**Problem to work on:**
Leave out any pictures and transcribe all other data below exactly.

**Exercise data:**
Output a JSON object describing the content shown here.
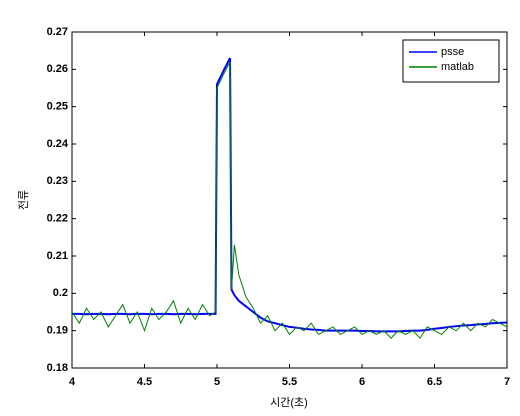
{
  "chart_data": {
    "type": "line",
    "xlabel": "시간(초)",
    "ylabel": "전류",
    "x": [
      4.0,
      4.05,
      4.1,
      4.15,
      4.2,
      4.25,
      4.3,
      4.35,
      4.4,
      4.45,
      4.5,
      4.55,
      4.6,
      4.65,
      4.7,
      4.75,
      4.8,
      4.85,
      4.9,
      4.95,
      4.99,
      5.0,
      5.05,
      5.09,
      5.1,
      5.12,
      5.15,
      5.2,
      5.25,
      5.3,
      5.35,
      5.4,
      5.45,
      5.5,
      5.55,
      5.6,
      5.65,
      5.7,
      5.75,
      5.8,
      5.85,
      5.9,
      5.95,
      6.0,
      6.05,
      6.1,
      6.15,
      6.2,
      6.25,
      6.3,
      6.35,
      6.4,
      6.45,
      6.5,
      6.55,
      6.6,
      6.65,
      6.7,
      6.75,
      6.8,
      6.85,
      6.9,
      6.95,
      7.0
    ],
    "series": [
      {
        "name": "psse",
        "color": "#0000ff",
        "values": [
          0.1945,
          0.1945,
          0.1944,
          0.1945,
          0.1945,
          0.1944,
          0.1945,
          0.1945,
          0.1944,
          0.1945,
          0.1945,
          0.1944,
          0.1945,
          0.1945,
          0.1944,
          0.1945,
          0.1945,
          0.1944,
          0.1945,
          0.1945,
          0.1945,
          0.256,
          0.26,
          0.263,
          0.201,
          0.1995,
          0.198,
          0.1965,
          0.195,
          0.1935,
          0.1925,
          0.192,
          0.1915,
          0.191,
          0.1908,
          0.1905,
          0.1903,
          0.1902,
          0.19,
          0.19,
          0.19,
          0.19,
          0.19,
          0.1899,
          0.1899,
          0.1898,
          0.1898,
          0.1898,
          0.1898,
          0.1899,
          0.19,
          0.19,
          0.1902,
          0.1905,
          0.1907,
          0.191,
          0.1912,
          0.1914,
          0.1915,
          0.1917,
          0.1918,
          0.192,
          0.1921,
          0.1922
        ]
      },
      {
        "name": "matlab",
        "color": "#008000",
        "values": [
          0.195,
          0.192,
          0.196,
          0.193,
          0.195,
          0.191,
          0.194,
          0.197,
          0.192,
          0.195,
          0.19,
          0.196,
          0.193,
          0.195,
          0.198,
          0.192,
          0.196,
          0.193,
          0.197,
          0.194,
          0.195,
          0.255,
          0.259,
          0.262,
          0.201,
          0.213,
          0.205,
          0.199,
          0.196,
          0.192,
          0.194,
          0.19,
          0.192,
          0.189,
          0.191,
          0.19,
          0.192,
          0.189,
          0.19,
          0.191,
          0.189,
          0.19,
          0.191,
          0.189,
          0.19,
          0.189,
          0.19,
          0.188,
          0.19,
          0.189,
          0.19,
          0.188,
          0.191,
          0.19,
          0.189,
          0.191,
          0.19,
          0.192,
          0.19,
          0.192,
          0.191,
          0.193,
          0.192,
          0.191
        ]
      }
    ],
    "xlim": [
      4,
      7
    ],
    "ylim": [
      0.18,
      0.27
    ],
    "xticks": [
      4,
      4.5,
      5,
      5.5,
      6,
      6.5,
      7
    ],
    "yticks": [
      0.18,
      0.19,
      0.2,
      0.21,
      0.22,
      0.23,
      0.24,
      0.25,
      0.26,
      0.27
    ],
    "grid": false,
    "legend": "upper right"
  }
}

**Task answer:**
Output a JSON object describing the content shown here.
{
  "chart_data": {
    "type": "line",
    "xlabel": "시간(초)",
    "ylabel": "전류",
    "x": [
      4.0,
      4.05,
      4.1,
      4.15,
      4.2,
      4.25,
      4.3,
      4.35,
      4.4,
      4.45,
      4.5,
      4.55,
      4.6,
      4.65,
      4.7,
      4.75,
      4.8,
      4.85,
      4.9,
      4.95,
      4.99,
      5.0,
      5.05,
      5.09,
      5.1,
      5.12,
      5.15,
      5.2,
      5.25,
      5.3,
      5.35,
      5.4,
      5.45,
      5.5,
      5.55,
      5.6,
      5.65,
      5.7,
      5.75,
      5.8,
      5.85,
      5.9,
      5.95,
      6.0,
      6.05,
      6.1,
      6.15,
      6.2,
      6.25,
      6.3,
      6.35,
      6.4,
      6.45,
      6.5,
      6.55,
      6.6,
      6.65,
      6.7,
      6.75,
      6.8,
      6.85,
      6.9,
      6.95,
      7.0
    ],
    "series": [
      {
        "name": "psse",
        "color": "#0000ff",
        "values": [
          0.1945,
          0.1945,
          0.1944,
          0.1945,
          0.1945,
          0.1944,
          0.1945,
          0.1945,
          0.1944,
          0.1945,
          0.1945,
          0.1944,
          0.1945,
          0.1945,
          0.1944,
          0.1945,
          0.1945,
          0.1944,
          0.1945,
          0.1945,
          0.1945,
          0.256,
          0.26,
          0.263,
          0.201,
          0.1995,
          0.198,
          0.1965,
          0.195,
          0.1935,
          0.1925,
          0.192,
          0.1915,
          0.191,
          0.1908,
          0.1905,
          0.1903,
          0.1902,
          0.19,
          0.19,
          0.19,
          0.19,
          0.19,
          0.1899,
          0.1899,
          0.1898,
          0.1898,
          0.1898,
          0.1898,
          0.1899,
          0.19,
          0.19,
          0.1902,
          0.1905,
          0.1907,
          0.191,
          0.1912,
          0.1914,
          0.1915,
          0.1917,
          0.1918,
          0.192,
          0.1921,
          0.1922
        ]
      },
      {
        "name": "matlab",
        "color": "#008000",
        "values": [
          0.195,
          0.192,
          0.196,
          0.193,
          0.195,
          0.191,
          0.194,
          0.197,
          0.192,
          0.195,
          0.19,
          0.196,
          0.193,
          0.195,
          0.198,
          0.192,
          0.196,
          0.193,
          0.197,
          0.194,
          0.195,
          0.255,
          0.259,
          0.262,
          0.201,
          0.213,
          0.205,
          0.199,
          0.196,
          0.192,
          0.194,
          0.19,
          0.192,
          0.189,
          0.191,
          0.19,
          0.192,
          0.189,
          0.19,
          0.191,
          0.189,
          0.19,
          0.191,
          0.189,
          0.19,
          0.189,
          0.19,
          0.188,
          0.19,
          0.189,
          0.19,
          0.188,
          0.191,
          0.19,
          0.189,
          0.191,
          0.19,
          0.192,
          0.19,
          0.192,
          0.191,
          0.193,
          0.192,
          0.191
        ]
      }
    ],
    "xlim": [
      4,
      7
    ],
    "ylim": [
      0.18,
      0.27
    ],
    "xticks": [
      4,
      4.5,
      5,
      5.5,
      6,
      6.5,
      7
    ],
    "yticks": [
      0.18,
      0.19,
      0.2,
      0.21,
      0.22,
      0.23,
      0.24,
      0.25,
      0.26,
      0.27
    ],
    "grid": false,
    "legend": "upper right"
  }
}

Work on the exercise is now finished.